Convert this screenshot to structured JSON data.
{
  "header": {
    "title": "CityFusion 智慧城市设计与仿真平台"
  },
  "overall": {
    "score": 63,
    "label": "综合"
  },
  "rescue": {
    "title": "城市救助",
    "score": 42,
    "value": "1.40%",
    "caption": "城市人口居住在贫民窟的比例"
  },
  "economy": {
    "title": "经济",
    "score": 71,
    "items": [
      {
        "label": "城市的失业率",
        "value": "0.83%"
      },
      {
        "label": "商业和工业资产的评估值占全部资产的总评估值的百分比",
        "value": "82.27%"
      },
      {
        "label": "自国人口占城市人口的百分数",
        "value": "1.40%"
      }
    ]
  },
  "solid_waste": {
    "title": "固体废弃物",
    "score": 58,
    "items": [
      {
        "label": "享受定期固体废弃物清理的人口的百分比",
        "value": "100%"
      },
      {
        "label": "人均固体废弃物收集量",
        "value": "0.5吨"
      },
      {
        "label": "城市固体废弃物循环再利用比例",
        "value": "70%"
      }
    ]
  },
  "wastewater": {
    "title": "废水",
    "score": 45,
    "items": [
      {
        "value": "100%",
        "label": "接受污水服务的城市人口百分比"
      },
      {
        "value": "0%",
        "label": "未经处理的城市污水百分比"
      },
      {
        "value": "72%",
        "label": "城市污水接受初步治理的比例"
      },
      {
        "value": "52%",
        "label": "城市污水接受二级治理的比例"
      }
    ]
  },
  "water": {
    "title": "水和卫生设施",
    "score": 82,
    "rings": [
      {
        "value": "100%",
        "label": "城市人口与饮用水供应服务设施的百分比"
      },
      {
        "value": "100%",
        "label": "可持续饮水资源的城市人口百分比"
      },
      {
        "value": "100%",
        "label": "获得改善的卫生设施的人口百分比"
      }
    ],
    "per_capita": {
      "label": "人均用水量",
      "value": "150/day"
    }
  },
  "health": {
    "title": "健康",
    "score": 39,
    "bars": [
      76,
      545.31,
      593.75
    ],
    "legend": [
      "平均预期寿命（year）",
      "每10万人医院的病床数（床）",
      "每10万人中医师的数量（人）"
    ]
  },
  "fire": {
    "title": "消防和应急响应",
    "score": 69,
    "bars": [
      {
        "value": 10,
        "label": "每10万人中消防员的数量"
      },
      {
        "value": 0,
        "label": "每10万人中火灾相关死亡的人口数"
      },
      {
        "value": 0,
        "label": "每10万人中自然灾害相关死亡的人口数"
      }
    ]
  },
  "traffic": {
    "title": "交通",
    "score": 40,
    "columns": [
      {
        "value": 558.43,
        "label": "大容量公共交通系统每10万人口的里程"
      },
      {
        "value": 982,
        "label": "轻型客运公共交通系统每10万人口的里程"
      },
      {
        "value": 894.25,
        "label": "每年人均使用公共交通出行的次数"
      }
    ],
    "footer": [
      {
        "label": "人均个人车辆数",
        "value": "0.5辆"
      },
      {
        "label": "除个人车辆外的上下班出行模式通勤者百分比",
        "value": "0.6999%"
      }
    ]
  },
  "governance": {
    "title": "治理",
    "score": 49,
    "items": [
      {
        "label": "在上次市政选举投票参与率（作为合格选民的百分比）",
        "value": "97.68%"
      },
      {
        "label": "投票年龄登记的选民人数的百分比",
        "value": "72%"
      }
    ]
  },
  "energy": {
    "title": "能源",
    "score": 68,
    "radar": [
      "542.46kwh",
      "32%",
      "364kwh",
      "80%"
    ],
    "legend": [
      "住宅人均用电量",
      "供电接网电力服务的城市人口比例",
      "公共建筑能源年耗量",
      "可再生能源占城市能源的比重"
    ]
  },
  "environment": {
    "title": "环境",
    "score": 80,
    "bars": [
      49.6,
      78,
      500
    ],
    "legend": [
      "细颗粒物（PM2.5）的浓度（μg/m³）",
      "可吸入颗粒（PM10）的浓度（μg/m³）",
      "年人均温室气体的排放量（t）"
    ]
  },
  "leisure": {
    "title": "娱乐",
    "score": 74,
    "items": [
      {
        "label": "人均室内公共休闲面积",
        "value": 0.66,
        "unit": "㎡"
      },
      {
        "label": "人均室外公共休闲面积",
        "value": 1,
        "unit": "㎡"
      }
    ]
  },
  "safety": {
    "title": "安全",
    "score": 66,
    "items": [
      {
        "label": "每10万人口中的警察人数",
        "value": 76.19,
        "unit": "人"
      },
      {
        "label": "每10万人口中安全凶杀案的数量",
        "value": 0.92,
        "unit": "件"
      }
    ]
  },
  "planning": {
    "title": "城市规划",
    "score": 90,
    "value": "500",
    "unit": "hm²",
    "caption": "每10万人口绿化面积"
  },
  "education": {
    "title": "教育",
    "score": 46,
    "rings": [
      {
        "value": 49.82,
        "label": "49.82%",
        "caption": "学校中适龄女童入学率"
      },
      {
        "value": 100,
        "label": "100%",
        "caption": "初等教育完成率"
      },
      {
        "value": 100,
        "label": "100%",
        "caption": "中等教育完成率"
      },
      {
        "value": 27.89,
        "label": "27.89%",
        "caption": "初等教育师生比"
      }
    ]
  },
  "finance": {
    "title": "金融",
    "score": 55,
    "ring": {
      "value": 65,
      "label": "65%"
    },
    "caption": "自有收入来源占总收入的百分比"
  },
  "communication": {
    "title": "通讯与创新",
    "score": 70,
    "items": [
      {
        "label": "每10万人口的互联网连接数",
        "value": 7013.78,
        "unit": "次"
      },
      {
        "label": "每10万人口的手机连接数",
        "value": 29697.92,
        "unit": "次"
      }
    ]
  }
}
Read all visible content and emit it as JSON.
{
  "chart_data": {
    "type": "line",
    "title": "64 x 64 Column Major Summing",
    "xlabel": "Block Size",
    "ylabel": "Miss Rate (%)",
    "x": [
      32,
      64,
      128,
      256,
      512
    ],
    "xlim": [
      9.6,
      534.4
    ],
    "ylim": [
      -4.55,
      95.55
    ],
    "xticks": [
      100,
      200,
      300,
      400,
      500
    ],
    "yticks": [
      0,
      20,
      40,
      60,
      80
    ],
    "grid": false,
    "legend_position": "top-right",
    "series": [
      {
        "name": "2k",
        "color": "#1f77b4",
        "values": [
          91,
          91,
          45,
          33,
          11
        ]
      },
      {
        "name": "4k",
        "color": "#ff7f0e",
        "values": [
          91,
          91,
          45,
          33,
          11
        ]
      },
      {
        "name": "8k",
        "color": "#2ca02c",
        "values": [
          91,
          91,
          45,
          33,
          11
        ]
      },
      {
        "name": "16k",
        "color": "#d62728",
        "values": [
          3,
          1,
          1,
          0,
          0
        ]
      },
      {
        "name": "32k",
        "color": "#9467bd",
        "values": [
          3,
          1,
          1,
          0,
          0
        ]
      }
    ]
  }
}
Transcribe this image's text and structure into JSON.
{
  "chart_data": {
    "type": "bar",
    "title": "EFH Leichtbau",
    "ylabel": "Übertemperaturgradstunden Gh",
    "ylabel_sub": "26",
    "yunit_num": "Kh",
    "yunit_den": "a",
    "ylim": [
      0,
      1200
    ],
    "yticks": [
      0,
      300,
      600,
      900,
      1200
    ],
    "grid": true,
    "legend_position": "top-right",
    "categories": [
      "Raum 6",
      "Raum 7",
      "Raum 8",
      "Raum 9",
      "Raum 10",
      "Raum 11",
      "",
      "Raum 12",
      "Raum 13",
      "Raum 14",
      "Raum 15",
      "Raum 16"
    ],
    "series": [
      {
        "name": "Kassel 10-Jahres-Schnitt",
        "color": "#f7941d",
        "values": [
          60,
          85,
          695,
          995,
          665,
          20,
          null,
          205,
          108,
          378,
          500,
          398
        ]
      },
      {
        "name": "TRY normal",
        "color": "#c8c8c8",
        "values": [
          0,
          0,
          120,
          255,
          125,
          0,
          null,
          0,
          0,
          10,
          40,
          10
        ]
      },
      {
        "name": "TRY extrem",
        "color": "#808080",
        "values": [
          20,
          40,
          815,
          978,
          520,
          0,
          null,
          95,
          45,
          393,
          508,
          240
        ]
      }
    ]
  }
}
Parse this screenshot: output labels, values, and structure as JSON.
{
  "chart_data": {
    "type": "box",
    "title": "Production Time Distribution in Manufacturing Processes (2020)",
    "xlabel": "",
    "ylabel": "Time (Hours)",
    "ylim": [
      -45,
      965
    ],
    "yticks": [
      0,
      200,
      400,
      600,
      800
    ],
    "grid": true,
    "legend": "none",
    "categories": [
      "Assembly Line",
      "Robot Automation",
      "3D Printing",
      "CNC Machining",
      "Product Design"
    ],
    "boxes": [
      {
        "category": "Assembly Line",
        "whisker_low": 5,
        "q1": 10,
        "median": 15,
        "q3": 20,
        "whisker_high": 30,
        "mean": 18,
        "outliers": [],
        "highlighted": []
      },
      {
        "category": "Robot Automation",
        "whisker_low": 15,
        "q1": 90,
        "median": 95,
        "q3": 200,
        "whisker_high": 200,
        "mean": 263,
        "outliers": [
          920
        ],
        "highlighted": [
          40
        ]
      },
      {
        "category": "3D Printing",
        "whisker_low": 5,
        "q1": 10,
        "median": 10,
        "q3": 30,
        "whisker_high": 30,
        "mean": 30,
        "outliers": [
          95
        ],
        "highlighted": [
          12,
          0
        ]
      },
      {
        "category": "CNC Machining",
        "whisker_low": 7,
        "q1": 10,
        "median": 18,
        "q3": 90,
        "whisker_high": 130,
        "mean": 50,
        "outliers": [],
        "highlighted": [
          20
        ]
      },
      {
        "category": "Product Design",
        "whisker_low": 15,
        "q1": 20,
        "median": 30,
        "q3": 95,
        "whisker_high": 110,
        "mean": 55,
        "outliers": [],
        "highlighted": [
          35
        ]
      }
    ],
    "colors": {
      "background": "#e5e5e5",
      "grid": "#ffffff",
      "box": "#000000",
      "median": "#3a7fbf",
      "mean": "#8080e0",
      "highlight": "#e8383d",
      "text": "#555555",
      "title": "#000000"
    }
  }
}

WHAT TO WORK ON: Read the entries and select each line where the word "category" is found.

THE RESULT:
        "category": "Assembly Line",
        "category": "Robot Automation",
        "category": "3D Printing",
        "category": "CNC Machining",
        "category": "Product Design",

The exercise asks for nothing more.